----- Working data

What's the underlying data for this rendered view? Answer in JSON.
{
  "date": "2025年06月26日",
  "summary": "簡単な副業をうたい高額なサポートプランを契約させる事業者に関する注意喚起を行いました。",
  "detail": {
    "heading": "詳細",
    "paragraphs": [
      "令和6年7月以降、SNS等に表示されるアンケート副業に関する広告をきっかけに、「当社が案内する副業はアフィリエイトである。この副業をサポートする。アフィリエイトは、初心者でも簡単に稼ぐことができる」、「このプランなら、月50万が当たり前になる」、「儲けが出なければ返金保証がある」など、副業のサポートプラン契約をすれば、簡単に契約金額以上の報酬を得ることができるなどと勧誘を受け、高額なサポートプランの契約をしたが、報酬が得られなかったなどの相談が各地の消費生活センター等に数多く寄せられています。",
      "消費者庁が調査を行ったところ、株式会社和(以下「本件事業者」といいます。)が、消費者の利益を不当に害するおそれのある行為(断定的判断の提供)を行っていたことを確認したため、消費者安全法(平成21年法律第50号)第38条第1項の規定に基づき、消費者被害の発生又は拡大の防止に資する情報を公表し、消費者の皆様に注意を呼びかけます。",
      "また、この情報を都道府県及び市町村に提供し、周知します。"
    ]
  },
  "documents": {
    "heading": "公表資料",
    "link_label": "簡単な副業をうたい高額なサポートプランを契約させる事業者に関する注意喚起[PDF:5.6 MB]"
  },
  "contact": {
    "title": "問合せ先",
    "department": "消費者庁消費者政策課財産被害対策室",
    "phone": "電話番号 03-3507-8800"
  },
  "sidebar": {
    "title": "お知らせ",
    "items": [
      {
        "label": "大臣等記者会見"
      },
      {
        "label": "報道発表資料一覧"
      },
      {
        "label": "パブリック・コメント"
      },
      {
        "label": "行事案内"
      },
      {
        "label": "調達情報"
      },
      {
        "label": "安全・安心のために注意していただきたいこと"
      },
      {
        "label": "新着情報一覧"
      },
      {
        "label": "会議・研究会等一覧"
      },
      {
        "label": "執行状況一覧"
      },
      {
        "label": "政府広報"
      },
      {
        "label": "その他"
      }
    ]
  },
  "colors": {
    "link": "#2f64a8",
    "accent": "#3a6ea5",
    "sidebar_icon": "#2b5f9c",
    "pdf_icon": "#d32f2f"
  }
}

----------
----- Working data

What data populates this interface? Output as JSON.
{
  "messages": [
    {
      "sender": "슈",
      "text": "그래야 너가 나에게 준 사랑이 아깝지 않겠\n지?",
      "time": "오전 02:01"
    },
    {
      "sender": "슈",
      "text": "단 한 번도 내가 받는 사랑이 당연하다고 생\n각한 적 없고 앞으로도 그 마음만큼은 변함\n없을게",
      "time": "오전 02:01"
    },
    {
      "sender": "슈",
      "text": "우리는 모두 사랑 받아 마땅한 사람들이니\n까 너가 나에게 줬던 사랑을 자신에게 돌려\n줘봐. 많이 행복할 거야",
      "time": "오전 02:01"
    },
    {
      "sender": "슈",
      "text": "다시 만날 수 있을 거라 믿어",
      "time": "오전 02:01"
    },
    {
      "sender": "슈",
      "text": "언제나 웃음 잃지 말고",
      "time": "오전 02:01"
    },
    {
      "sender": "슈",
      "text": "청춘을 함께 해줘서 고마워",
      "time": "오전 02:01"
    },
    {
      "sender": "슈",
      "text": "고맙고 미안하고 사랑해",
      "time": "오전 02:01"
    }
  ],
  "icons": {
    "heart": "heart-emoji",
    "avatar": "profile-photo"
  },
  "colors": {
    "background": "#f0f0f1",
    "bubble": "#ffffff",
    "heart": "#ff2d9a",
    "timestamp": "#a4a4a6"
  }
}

----------
----- Working data

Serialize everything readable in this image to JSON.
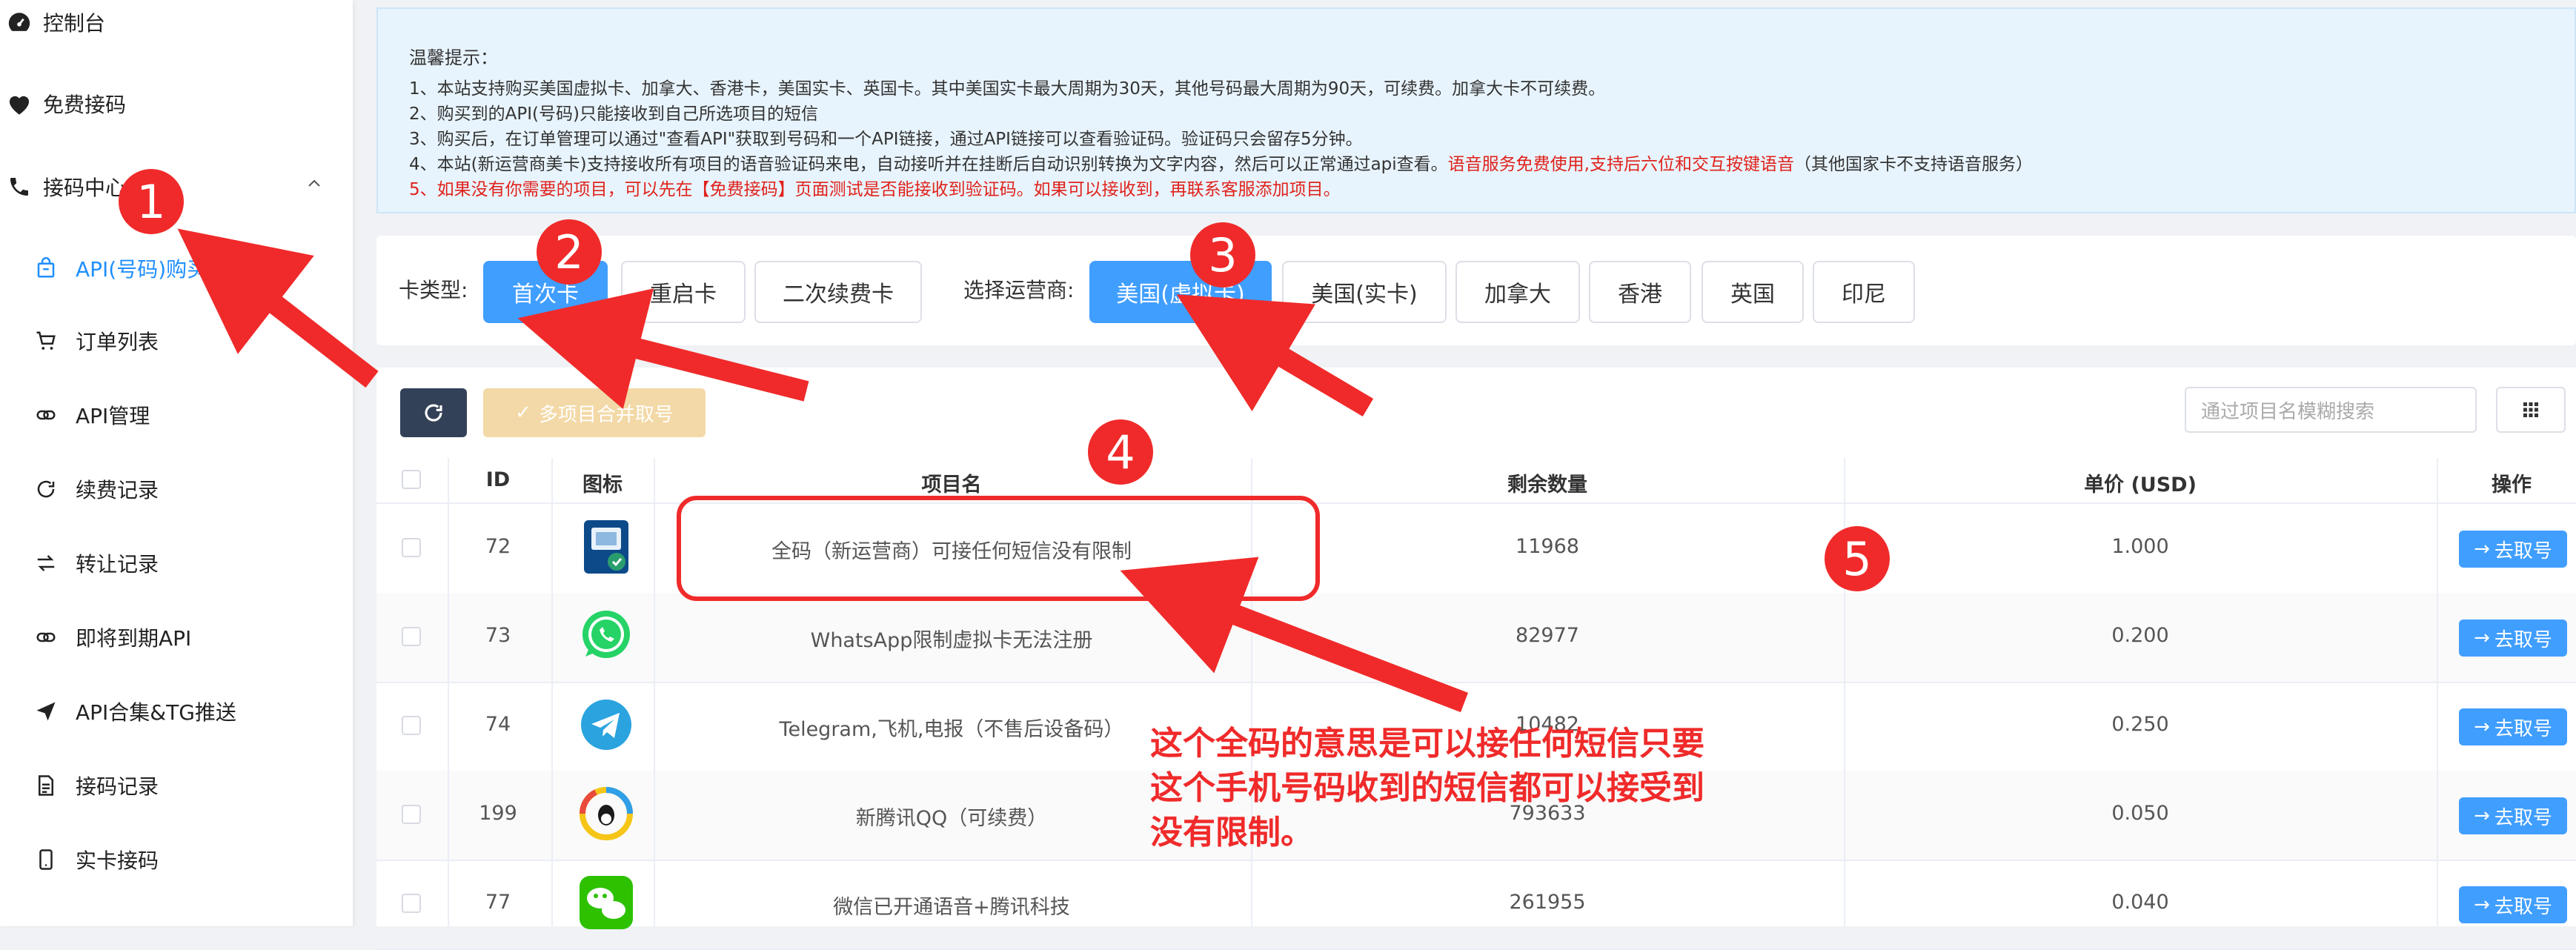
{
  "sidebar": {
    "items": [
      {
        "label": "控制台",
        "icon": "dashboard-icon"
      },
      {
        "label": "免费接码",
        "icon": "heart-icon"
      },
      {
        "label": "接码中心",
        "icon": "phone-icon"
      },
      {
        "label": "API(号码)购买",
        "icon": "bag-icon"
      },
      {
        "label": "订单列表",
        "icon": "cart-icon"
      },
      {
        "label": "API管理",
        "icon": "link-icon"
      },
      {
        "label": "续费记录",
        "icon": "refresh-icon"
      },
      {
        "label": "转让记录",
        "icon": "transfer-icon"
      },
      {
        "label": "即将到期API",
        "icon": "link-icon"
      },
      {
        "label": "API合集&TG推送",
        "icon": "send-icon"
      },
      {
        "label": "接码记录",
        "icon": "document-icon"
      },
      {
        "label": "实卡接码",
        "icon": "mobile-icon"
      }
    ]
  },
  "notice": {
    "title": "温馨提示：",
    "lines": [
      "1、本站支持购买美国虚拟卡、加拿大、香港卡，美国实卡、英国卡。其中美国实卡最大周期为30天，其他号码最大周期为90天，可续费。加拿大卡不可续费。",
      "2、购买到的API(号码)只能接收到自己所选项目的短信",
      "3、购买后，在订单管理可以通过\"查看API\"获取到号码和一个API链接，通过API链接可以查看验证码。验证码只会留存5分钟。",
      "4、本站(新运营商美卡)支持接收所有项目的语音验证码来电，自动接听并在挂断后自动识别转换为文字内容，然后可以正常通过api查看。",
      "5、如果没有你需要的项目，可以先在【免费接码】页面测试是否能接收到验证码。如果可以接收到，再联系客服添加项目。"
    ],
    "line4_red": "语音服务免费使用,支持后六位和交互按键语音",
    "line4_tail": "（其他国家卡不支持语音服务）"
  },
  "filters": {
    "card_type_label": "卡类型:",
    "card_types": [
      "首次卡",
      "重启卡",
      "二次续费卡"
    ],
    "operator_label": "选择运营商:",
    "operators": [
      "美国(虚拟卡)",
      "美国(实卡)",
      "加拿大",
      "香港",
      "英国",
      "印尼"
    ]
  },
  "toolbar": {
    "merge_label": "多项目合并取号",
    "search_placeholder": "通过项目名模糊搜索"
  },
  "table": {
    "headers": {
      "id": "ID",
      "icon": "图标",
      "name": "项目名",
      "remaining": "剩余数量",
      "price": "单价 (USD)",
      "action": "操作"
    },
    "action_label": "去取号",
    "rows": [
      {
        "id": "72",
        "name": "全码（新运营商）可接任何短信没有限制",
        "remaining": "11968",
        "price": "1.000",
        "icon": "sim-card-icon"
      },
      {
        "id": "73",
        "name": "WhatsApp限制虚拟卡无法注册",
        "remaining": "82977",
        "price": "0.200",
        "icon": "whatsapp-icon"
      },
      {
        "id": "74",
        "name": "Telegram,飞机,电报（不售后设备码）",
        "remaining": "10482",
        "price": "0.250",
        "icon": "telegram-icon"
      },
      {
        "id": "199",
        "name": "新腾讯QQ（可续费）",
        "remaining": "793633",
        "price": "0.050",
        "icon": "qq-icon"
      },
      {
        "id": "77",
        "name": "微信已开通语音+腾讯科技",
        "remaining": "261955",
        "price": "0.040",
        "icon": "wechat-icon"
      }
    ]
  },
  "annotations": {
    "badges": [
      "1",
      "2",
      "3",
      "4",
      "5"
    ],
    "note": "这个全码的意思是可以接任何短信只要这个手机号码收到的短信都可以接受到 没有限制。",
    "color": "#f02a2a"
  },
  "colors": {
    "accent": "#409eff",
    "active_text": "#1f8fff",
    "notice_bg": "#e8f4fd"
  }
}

----------

▶ [What is asked]: In the records above, locate every line with the string "免费接码" and copy it.

▶ [Final result]:
        "label": "免费接码",
      "5、如果没有你需要的项目，可以先在【免费接码】页面测试是否能接收到验证码。如果可以接收到，再联系客服添加项目。"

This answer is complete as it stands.